[Data entries]
_____

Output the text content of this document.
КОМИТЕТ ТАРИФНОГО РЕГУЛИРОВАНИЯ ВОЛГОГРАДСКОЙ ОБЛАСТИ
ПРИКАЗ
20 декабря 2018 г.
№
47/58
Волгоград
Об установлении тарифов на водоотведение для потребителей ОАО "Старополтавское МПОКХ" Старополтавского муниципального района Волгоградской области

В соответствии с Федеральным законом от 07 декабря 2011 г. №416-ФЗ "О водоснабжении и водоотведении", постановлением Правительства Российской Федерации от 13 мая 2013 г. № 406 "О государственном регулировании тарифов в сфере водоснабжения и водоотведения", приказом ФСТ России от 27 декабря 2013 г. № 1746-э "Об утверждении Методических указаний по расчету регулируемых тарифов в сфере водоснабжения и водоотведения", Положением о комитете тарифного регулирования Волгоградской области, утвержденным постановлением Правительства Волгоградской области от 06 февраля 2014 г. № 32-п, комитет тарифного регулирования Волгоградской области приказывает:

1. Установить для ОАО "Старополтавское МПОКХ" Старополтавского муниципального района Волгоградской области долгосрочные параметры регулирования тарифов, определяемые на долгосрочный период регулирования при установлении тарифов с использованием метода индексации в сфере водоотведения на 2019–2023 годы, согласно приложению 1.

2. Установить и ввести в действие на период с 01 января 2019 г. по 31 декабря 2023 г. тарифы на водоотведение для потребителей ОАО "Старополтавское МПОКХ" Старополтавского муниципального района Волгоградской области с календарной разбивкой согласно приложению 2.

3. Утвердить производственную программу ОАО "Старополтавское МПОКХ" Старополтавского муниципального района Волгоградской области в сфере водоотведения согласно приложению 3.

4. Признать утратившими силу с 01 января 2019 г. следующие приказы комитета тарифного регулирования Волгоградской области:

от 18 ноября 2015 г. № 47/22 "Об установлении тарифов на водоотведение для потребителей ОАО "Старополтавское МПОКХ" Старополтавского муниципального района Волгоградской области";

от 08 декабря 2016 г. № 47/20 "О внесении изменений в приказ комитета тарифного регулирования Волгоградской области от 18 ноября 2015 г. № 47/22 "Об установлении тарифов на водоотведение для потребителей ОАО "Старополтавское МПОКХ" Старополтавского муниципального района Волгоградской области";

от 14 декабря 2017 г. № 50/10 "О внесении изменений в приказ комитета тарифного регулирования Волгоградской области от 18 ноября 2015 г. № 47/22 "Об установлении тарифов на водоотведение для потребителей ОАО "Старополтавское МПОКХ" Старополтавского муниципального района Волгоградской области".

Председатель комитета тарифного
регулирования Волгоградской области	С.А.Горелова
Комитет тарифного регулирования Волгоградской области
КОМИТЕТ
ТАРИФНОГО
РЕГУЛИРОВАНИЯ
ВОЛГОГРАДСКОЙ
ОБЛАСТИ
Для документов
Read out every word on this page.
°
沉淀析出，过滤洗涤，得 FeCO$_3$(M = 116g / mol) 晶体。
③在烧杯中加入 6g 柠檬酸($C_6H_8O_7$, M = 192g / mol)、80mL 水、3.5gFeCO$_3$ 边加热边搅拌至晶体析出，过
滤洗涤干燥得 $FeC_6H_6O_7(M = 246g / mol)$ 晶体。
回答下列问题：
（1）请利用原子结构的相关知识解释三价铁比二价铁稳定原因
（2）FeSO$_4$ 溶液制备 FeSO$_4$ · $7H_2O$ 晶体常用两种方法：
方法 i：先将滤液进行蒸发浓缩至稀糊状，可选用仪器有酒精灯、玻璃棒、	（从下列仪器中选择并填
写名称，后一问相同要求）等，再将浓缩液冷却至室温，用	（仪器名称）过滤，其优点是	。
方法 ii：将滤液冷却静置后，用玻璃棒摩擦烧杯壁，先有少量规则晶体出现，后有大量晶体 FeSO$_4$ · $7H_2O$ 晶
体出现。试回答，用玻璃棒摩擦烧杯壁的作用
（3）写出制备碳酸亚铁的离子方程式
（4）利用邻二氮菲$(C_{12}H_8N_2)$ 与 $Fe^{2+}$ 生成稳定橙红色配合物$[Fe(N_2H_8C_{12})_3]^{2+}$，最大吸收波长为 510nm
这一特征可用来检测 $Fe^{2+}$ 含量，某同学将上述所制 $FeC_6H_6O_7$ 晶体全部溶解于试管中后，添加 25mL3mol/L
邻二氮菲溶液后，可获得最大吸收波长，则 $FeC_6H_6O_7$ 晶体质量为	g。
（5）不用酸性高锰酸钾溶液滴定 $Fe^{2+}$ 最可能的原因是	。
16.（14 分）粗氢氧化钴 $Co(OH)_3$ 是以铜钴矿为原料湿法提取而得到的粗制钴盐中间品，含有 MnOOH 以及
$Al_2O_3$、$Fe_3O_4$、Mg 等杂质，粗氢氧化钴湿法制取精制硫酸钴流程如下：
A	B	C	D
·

_____

SHORT TASK: In the records above, return only the line that contains "Read out every word on this page." and every line after it through the last, exactly as they appear.

OUTPUT FOR THIS TASK:
Read out every word on this page.
°
沉淀析出，过滤洗涤，得 FeCO$_3$(M = 116g / mol) 晶体。
③在烧杯中加入 6g 柠檬酸($C_6H_8O_7$, M = 192g / mol)、80mL 水、3.5gFeCO$_3$ 边加热边搅拌至晶体析出，过
滤洗涤干燥得 $FeC_6H_6O_7(M = 246g / mol)$ 晶体。
回答下列问题：
（1）请利用原子结构的相关知识解释三价铁比二价铁稳定原因
（2）FeSO$_4$ 溶液制备 FeSO$_4$ · $7H_2O$ 晶体常用两种方法：
方法 i：先将滤液进行蒸发浓缩至稀糊状，可选用仪器有酒精灯、玻璃棒、	（从下列仪器中选择并填
写名称，后一问相同要求）等，再将浓缩液冷却至室温，用	（仪器名称）过滤，其优点是	。
方法 ii：将滤液冷却静置后，用玻璃棒摩擦烧杯壁，先有少量规则晶体出现，后有大量晶体 FeSO$_4$ · $7H_2O$ 晶
体出现。试回答，用玻璃棒摩擦烧杯壁的作用
（3）写出制备碳酸亚铁的离子方程式
（4）利用邻二氮菲$(C_{12}H_8N_2)$ 与 $Fe^{2+}$ 生成稳定橙红色配合物$[Fe(N_2H_8C_{12})_3]^{2+}$，最大吸收波长为 510nm
这一特征可用来检测 $Fe^{2+}$ 含量，某同学将上述所制 $FeC_6H_6O_7$ 晶体全部溶解于试管中后，添加 25mL3mol/L
邻二氮菲溶液后，可获得最大吸收波长，则 $FeC_6H_6O_7$ 晶体质量为	g。
（5）不用酸性高锰酸钾溶液滴定 $Fe^{2+}$ 最可能的原因是	。
16.（14 分）粗氢氧化钴 $Co(OH)_3$ 是以铜钴矿为原料湿法提取而得到的粗制钴盐中间品，含有 MnOOH 以及
$Al_2O_3$、$Fe_3O_4$、Mg 等杂质，粗氢氧化钴湿法制取精制硫酸钴流程如下：
A	B	C	D
·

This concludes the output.